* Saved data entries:
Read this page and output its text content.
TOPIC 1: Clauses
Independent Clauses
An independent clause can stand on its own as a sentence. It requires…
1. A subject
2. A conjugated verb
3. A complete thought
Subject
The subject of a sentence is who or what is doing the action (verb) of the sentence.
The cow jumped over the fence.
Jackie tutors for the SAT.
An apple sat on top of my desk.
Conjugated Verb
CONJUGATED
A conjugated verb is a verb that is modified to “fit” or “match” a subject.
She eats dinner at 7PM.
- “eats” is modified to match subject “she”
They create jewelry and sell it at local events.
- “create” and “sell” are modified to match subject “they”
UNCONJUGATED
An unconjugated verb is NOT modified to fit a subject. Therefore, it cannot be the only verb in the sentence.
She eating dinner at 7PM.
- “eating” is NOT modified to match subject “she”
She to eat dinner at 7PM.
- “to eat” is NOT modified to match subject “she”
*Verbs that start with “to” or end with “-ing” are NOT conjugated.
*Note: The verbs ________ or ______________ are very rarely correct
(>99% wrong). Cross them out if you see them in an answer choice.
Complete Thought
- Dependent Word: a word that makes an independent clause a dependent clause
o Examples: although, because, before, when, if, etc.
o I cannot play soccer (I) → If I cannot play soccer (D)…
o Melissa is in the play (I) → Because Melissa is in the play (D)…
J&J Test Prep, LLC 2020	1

* Task description: Reproduce all of the material above word for word.

* Reply to the task:
Read this page and output its text content.
TOPIC 1: Clauses
Independent Clauses
An independent clause can stand on its own as a sentence. It requires…
1. A subject
2. A conjugated verb
3. A complete thought
Subject
The subject of a sentence is who or what is doing the action (verb) of the sentence.
The cow jumped over the fence.
Jackie tutors for the SAT.
An apple sat on top of my desk.
Conjugated Verb
CONJUGATED
A conjugated verb is a verb that is modified to “fit” or “match” a subject.
She eats dinner at 7PM.
- “eats” is modified to match subject “she”
They create jewelry and sell it at local events.
- “create” and “sell” are modified to match subject “they”
UNCONJUGATED
An unconjugated verb is NOT modified to fit a subject. Therefore, it cannot be the only verb in the sentence.
She eating dinner at 7PM.
- “eating” is NOT modified to match subject “she”
She to eat dinner at 7PM.
- “to eat” is NOT modified to match subject “she”
*Verbs that start with “to” or end with “-ing” are NOT conjugated.
*Note: The verbs ________ or ______________ are very rarely correct
(>99% wrong). Cross them out if you see them in an answer choice.
Complete Thought
- Dependent Word: a word that makes an independent clause a dependent clause
o Examples: although, because, before, when, if, etc.
o I cannot play soccer (I) → If I cannot play soccer (D)…
o Melissa is in the play (I) → Because Melissa is in the play (D)…
J&J Test Prep, LLC 2020	1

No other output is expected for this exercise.